* SOURCE DOCUMENT

Nikkei hits 15-year high on earnings, shareholder returns hopes

domingo 15 de marzo de 2015 22:02 GYT
 

* Japan seen as among biggest beneficiaries of cheap oil
    * Banks, real estate companies lead gains
    * Investors hope for higher shareholder returns after Funuc
move
    * Drugmakers succumb to profit-taking

    By Hideyuki Sano
    TOKYO, March 16 (Reuters) - Japanese stocks edged up to hit
a 15-year high on Monday, with financial and real estate
companies leading the gains, as investors bet on steady
improvement in the Japanese economy and increased shareholder
returns.
    The Nikkei share average rose 0.3 percent to
19,309.23, hitting a 15-year intraday high at one point and
extending its gain so far this year to almost 11 percent,
outpacing many other markets.

* RAW RECORDS
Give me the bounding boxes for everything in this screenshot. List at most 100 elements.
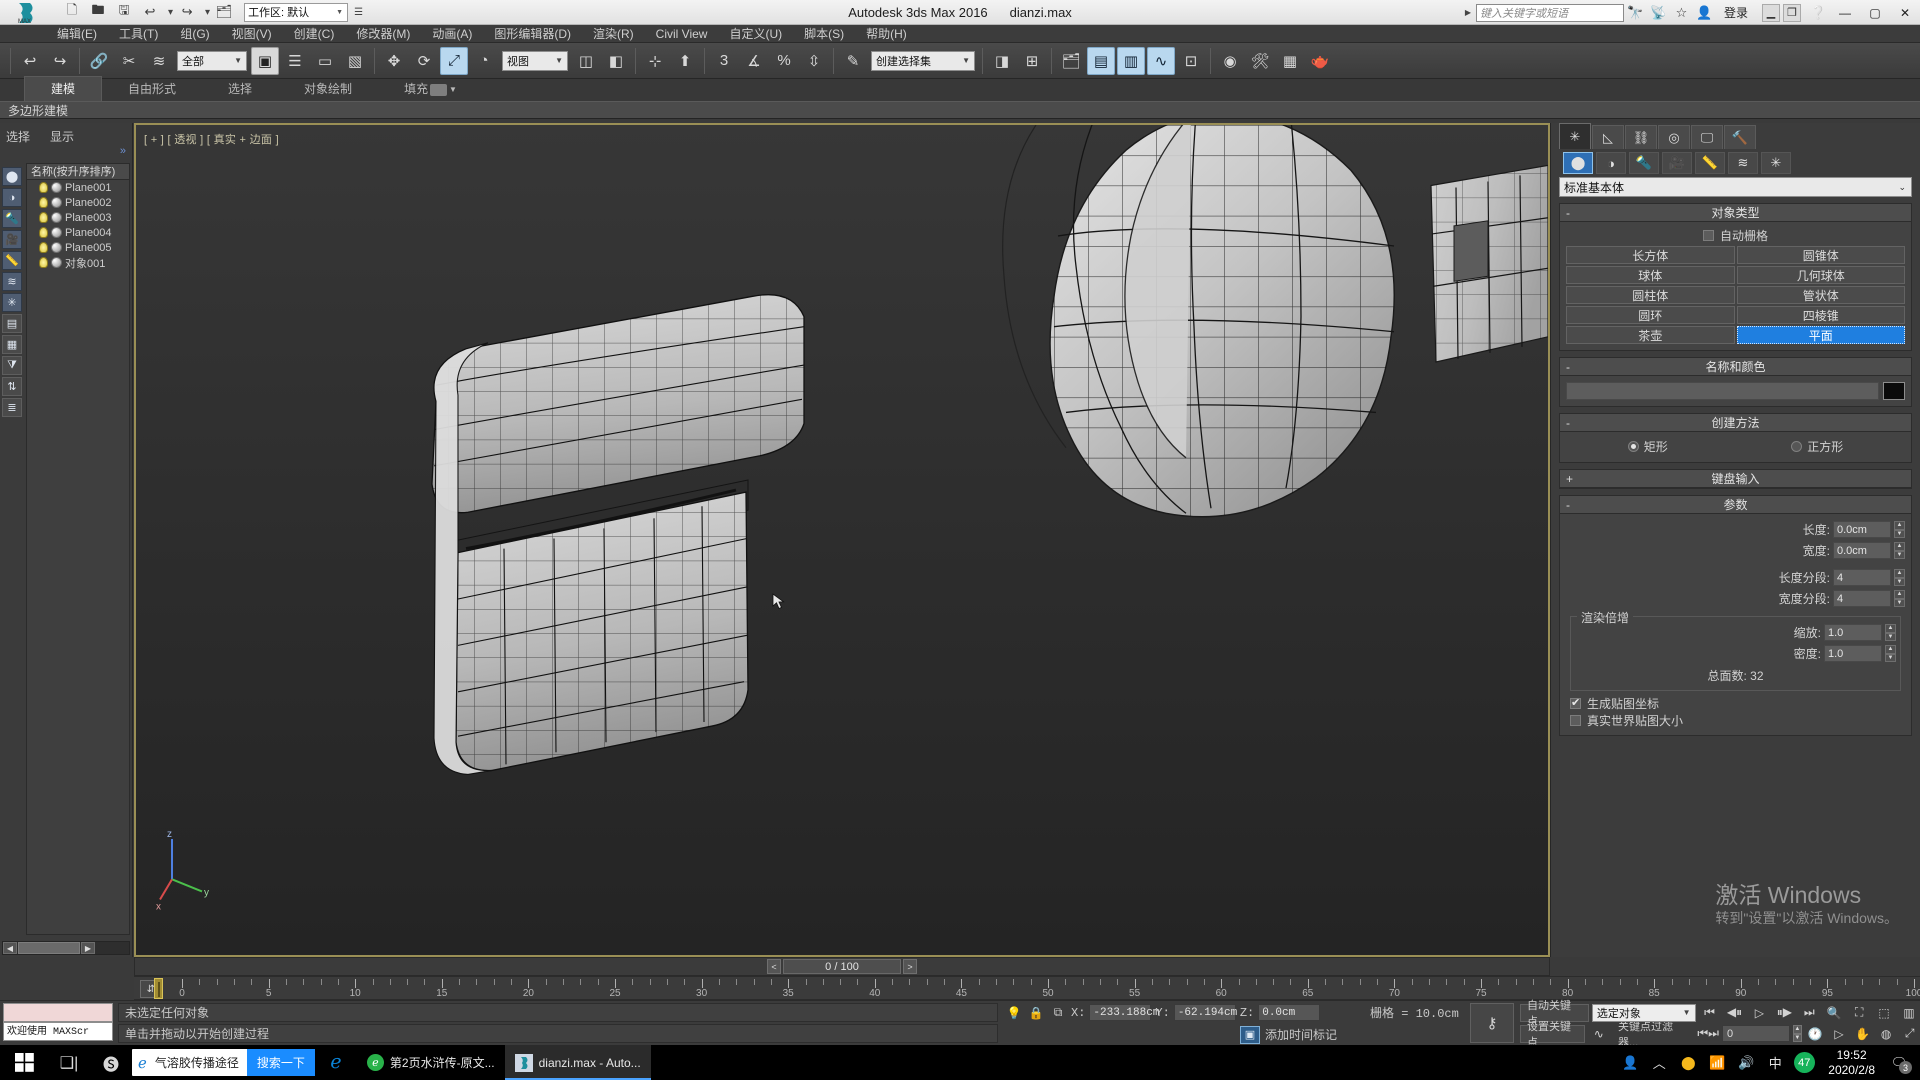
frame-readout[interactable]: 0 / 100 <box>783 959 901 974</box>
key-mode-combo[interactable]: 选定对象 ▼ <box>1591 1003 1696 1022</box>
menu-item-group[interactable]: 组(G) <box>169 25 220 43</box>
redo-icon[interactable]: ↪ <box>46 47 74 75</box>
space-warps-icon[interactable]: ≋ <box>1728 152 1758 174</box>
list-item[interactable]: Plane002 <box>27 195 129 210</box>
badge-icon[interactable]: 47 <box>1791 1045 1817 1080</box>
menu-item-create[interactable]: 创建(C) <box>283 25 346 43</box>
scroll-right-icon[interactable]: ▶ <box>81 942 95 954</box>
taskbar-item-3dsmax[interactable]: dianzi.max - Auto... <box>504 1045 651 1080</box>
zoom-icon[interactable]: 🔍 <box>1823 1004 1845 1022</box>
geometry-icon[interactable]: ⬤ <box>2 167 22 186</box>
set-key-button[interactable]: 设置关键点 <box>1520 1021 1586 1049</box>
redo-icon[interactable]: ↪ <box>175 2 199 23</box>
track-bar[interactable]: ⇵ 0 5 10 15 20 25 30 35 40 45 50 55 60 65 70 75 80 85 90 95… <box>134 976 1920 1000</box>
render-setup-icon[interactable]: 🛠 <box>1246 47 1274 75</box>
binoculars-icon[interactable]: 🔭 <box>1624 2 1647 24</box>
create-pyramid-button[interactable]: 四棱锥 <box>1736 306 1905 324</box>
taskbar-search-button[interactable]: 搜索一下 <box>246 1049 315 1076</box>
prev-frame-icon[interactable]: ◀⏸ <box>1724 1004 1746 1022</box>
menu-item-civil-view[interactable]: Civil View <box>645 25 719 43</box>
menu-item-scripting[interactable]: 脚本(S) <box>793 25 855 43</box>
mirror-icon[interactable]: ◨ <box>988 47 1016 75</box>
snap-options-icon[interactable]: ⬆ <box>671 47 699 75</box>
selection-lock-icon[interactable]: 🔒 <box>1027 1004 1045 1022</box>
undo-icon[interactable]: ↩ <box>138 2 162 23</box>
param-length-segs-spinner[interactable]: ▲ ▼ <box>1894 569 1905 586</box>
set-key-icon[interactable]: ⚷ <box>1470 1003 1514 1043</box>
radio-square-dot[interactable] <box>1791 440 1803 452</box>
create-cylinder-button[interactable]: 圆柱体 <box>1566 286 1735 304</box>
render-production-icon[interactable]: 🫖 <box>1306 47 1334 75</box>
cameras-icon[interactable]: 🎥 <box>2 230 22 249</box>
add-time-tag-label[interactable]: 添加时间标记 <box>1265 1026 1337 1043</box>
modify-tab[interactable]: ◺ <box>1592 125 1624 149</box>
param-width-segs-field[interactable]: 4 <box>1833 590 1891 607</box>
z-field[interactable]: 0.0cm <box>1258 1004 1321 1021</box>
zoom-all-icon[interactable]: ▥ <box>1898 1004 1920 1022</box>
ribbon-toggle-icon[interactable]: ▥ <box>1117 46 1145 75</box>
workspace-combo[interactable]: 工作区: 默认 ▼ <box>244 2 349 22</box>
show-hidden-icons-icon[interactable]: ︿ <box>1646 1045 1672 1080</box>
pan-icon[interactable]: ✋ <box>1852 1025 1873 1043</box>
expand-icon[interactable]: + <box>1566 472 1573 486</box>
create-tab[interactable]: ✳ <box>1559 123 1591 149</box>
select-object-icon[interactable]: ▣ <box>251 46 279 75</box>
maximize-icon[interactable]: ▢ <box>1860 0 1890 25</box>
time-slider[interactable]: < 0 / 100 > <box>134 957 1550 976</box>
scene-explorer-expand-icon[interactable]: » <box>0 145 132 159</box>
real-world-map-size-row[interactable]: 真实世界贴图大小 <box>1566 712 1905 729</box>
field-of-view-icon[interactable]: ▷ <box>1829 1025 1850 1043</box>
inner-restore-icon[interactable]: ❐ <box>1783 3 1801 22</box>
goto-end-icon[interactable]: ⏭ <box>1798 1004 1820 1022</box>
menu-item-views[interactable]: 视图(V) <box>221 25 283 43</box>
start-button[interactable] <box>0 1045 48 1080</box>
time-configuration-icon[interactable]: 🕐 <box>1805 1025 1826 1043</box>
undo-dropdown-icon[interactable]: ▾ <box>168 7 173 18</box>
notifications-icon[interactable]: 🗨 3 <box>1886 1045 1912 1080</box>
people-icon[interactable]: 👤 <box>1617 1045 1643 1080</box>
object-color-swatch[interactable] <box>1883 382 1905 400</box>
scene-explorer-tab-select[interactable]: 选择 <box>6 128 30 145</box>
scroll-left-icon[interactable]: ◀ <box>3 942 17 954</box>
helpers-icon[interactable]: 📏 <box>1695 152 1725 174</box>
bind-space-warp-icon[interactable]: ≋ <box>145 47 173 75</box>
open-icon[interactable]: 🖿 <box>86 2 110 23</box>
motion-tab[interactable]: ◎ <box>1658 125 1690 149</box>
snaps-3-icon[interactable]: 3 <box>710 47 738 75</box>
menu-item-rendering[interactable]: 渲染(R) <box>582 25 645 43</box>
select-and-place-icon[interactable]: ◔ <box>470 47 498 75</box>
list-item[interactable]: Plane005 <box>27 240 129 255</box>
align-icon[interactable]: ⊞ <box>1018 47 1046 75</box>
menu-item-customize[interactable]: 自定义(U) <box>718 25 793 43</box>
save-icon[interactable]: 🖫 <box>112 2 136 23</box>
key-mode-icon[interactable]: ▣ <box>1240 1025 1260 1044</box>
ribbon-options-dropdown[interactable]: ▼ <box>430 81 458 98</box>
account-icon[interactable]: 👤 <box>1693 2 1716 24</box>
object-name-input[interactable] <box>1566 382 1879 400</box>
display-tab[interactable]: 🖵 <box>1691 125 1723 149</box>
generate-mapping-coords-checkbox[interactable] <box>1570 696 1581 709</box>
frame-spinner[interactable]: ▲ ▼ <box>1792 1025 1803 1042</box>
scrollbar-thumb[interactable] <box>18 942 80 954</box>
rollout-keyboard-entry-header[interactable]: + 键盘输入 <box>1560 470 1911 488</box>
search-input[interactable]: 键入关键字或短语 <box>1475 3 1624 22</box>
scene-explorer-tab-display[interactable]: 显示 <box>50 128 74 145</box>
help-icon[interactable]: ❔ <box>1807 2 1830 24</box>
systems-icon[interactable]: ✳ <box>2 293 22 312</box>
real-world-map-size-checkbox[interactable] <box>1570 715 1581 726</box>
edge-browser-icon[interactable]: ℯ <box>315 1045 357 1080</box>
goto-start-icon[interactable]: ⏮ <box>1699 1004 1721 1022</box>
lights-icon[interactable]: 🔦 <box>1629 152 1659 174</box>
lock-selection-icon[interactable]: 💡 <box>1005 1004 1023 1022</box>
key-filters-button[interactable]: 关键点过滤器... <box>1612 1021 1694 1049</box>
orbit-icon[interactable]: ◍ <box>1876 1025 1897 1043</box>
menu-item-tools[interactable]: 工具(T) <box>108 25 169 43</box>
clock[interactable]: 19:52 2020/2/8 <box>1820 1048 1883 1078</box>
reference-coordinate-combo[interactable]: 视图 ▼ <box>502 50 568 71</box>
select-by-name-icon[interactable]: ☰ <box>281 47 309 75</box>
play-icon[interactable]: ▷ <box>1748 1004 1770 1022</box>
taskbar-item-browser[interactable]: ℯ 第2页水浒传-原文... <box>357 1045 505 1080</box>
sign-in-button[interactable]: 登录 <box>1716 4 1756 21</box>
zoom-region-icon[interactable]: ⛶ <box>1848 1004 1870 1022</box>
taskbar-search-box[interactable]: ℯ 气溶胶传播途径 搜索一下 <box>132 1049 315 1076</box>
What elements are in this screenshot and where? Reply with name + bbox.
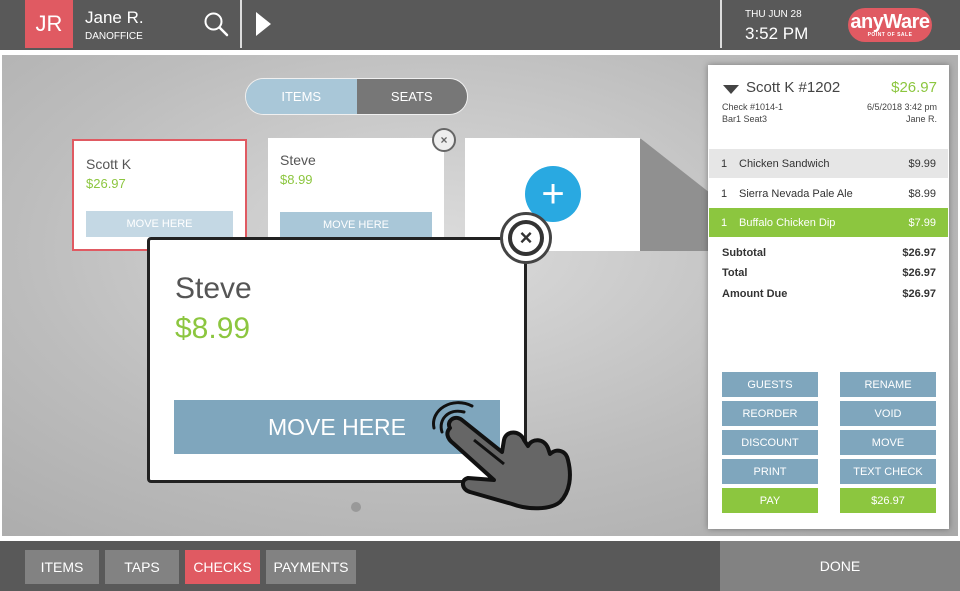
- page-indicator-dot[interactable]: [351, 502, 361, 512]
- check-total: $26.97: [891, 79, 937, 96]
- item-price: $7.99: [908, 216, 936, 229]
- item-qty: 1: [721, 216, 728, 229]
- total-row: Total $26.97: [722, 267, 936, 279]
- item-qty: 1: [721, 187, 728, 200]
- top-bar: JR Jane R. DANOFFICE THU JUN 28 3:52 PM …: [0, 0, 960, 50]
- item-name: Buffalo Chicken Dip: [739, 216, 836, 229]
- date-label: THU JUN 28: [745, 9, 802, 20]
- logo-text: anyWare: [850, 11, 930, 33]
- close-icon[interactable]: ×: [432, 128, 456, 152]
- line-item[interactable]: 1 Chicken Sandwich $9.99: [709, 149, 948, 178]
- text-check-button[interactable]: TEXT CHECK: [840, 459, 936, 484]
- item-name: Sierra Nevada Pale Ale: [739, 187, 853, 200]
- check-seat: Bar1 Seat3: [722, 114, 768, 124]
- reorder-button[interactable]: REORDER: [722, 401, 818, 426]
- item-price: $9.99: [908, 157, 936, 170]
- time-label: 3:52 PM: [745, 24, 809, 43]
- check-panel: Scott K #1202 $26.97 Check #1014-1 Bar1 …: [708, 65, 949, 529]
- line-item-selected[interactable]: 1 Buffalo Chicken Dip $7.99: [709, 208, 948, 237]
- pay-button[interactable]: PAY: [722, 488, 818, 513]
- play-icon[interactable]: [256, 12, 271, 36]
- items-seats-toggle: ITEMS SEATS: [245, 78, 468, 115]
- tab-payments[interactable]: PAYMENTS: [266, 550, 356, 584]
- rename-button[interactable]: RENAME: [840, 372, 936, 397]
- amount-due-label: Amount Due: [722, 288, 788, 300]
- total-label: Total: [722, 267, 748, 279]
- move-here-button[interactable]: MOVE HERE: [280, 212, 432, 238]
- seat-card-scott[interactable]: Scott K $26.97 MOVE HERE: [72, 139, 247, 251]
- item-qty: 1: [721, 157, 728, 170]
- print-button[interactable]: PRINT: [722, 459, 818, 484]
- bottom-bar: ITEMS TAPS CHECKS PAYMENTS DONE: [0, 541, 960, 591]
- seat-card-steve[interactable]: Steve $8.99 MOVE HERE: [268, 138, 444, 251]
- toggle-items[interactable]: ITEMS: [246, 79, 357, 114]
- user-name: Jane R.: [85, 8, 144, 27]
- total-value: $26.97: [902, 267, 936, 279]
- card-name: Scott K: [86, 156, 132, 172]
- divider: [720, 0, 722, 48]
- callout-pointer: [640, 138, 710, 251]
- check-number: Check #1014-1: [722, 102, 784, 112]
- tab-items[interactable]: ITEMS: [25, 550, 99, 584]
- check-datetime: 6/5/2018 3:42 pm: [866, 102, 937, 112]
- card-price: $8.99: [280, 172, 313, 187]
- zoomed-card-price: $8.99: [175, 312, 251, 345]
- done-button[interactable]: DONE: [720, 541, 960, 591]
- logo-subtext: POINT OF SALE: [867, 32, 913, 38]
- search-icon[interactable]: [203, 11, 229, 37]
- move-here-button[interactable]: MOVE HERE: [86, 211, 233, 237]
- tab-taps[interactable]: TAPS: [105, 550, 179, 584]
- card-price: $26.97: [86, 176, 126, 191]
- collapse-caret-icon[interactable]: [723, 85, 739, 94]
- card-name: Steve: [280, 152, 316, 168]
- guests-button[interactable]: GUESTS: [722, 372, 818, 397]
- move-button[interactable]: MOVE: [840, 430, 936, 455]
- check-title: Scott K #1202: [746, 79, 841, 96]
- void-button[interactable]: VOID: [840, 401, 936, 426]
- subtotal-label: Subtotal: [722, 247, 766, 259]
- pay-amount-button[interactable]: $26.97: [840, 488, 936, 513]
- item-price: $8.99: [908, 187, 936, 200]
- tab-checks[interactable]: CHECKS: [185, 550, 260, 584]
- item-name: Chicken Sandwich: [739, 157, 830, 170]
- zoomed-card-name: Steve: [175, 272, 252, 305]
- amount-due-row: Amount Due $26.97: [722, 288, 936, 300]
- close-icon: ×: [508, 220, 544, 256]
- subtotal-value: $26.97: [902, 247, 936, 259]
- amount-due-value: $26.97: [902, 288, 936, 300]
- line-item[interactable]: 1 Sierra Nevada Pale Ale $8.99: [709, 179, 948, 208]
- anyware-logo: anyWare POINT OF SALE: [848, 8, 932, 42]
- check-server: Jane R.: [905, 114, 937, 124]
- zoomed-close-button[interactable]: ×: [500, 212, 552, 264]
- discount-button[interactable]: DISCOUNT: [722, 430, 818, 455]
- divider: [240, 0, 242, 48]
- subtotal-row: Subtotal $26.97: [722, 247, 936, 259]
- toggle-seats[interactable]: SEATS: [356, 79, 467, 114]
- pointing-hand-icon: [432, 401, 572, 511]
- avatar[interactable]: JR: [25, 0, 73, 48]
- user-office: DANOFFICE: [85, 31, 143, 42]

* PROMPT
According to the Nikkei market report, how far had the Nikkei share average's gain for the year extended? You can set the records aside for this exercise.

* TASK SOLUTION
To almost 11 percent.